►

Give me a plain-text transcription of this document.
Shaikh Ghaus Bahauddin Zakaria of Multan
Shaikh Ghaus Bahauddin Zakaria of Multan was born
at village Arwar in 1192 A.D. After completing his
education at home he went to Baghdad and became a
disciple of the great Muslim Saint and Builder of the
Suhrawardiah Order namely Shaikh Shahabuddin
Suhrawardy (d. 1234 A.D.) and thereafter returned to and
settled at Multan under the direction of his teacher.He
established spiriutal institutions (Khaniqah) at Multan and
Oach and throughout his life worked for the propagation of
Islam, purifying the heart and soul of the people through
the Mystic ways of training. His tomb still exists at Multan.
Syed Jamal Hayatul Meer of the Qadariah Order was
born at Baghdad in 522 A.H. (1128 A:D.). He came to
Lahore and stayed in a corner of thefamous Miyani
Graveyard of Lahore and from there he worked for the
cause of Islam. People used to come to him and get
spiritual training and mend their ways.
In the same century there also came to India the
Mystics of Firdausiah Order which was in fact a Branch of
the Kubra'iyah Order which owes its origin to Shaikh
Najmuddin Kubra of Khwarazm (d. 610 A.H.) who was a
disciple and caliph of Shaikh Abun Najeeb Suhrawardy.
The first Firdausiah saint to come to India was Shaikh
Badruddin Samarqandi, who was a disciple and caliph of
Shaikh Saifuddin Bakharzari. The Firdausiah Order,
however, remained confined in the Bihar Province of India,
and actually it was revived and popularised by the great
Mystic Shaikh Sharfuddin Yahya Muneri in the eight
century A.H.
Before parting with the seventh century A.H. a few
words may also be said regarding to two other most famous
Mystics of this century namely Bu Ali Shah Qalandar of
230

◄

▶ **To do**
Report the number of lines that include the string "Order"; return nothing but the count.

▶ **The response**
5